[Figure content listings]
◆ ◆ ◆ ◆ ◆ ◆ ◆
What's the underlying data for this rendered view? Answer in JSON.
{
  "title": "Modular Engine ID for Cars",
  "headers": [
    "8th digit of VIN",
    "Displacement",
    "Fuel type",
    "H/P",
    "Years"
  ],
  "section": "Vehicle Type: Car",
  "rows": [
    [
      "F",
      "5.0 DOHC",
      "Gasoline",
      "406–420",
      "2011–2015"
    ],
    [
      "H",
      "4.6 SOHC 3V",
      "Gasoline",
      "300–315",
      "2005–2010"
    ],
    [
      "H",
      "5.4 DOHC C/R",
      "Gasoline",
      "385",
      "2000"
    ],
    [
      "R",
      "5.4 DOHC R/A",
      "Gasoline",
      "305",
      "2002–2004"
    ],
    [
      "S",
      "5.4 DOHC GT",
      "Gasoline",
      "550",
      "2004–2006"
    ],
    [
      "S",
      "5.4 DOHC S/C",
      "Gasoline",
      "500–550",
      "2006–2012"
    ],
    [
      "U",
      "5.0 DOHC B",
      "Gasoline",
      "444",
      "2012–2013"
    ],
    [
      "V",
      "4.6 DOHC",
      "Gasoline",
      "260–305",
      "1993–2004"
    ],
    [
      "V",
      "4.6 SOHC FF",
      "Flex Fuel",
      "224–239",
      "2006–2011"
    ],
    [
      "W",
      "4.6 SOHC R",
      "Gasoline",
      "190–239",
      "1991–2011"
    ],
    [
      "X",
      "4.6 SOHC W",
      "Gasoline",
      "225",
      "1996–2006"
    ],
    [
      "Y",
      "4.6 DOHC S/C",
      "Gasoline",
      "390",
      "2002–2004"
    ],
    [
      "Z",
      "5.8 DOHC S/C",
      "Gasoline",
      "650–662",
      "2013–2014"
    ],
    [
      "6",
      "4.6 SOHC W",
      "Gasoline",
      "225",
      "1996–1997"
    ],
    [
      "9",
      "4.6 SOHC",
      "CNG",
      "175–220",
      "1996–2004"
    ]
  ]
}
◆ ◆ ◆ ◆ ◆ ◆ ◆
## Task description
Each record above should be output again exactly.

## Written reply
What's the underlying data for this rendered view? Answer in JSON.
{
  "title": "Modular Engine ID for Cars",
  "headers": [
    "8th digit of VIN",
    "Displacement",
    "Fuel type",
    "H/P",
    "Years"
  ],
  "section": "Vehicle Type: Car",
  "rows": [
    [
      "F",
      "5.0 DOHC",
      "Gasoline",
      "406–420",
      "2011–2015"
    ],
    [
      "H",
      "4.6 SOHC 3V",
      "Gasoline",
      "300–315",
      "2005–2010"
    ],
    [
      "H",
      "5.4 DOHC C/R",
      "Gasoline",
      "385",
      "2000"
    ],
    [
      "R",
      "5.4 DOHC R/A",
      "Gasoline",
      "305",
      "2002–2004"
    ],
    [
      "S",
      "5.4 DOHC GT",
      "Gasoline",
      "550",
      "2004–2006"
    ],
    [
      "S",
      "5.4 DOHC S/C",
      "Gasoline",
      "500–550",
      "2006–2012"
    ],
    [
      "U",
      "5.0 DOHC B",
      "Gasoline",
      "444",
      "2012–2013"
    ],
    [
      "V",
      "4.6 DOHC",
      "Gasoline",
      "260–305",
      "1993–2004"
    ],
    [
      "V",
      "4.6 SOHC FF",
      "Flex Fuel",
      "224–239",
      "2006–2011"
    ],
    [
      "W",
      "4.6 SOHC R",
      "Gasoline",
      "190–239",
      "1991–2011"
    ],
    [
      "X",
      "4.6 SOHC W",
      "Gasoline",
      "225",
      "1996–2006"
    ],
    [
      "Y",
      "4.6 DOHC S/C",
      "Gasoline",
      "390",
      "2002–2004"
    ],
    [
      "Z",
      "5.8 DOHC S/C",
      "Gasoline",
      "650–662",
      "2013–2014"
    ],
    [
      "6",
      "4.6 SOHC W",
      "Gasoline",
      "225",
      "1996–1997"
    ],
    [
      "9",
      "4.6 SOHC",
      "CNG",
      "175–220",
      "1996–2004"
    ]
  ]
}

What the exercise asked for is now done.